Aim =>
Look below. Copy each line that has "this" in it.

(Data excerpts)
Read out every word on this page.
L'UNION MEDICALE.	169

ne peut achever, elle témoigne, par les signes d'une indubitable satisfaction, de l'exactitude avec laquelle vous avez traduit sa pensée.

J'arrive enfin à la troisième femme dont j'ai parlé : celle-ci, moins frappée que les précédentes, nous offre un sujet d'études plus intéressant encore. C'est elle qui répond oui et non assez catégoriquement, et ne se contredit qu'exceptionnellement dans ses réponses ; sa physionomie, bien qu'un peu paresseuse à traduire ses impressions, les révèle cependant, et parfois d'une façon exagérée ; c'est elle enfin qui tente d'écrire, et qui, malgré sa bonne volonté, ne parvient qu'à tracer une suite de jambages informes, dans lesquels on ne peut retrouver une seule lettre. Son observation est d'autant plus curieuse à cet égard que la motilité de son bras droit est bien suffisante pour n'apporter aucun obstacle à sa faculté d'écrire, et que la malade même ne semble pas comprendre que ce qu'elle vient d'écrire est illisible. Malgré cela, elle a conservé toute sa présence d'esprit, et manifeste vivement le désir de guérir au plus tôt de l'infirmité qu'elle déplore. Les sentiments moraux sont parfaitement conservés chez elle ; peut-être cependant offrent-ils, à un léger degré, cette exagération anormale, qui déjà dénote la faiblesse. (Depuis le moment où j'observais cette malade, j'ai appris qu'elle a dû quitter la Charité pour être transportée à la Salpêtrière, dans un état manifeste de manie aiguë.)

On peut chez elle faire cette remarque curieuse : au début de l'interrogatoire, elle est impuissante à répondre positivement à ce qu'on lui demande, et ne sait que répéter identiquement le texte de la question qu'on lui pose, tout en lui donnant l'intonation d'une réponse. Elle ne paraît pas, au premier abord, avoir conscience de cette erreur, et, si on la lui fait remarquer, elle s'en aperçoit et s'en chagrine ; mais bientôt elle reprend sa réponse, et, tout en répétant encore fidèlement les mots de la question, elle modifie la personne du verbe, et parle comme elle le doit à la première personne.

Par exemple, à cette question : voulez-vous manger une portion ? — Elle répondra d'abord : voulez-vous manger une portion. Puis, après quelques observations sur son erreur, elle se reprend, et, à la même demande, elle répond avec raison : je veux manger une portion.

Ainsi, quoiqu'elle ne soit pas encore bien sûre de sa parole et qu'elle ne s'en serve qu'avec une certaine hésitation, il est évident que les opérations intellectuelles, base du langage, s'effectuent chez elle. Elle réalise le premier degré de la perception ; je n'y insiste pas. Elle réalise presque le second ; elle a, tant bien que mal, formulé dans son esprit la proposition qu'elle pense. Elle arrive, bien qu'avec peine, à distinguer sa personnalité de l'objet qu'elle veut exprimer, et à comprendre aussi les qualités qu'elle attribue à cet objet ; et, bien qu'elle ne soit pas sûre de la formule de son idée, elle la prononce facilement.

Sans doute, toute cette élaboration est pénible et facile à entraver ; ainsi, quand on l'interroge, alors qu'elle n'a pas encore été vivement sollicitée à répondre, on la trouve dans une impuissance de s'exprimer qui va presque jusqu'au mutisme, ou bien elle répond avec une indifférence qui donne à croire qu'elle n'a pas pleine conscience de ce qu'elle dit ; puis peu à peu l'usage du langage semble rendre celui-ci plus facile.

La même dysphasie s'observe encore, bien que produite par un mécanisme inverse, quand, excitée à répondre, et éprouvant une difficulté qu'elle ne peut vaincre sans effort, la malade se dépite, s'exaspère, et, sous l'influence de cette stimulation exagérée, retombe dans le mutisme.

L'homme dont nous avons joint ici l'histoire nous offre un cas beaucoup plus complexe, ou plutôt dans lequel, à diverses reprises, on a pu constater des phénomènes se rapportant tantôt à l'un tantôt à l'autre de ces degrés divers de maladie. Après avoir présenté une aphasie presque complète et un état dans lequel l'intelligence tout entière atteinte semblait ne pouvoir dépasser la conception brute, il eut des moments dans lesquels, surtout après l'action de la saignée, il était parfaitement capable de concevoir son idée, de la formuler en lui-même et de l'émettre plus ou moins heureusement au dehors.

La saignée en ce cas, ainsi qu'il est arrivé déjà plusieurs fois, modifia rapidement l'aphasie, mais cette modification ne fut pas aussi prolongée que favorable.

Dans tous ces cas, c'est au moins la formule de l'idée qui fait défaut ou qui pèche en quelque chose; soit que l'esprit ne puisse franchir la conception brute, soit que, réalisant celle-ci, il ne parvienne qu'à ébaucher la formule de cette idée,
--
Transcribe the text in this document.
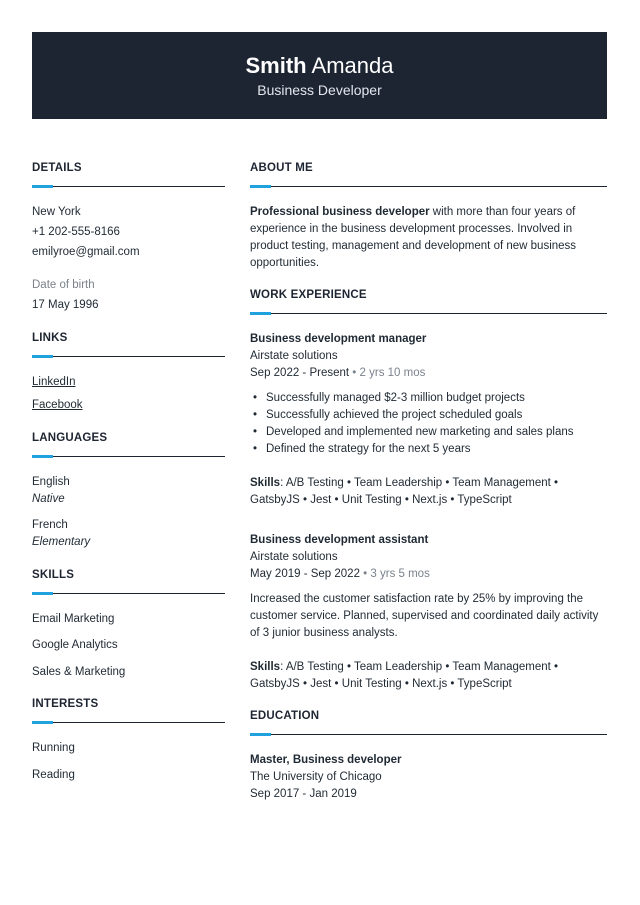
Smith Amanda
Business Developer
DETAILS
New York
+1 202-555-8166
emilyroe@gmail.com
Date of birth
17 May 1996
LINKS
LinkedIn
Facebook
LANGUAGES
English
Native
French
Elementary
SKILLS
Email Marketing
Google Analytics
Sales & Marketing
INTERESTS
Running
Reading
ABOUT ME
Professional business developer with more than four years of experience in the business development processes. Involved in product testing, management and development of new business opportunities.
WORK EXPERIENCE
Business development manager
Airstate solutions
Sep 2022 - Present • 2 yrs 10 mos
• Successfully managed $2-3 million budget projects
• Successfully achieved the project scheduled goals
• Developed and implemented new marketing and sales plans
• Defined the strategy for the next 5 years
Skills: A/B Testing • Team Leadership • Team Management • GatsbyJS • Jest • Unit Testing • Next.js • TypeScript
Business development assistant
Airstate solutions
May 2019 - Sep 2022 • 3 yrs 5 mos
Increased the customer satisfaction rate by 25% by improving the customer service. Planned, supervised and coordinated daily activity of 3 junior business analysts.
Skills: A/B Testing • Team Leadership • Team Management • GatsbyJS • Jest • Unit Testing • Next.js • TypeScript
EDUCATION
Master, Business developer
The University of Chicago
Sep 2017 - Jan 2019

The result =>
Read out every word on this page.
Transcribe the text in this document.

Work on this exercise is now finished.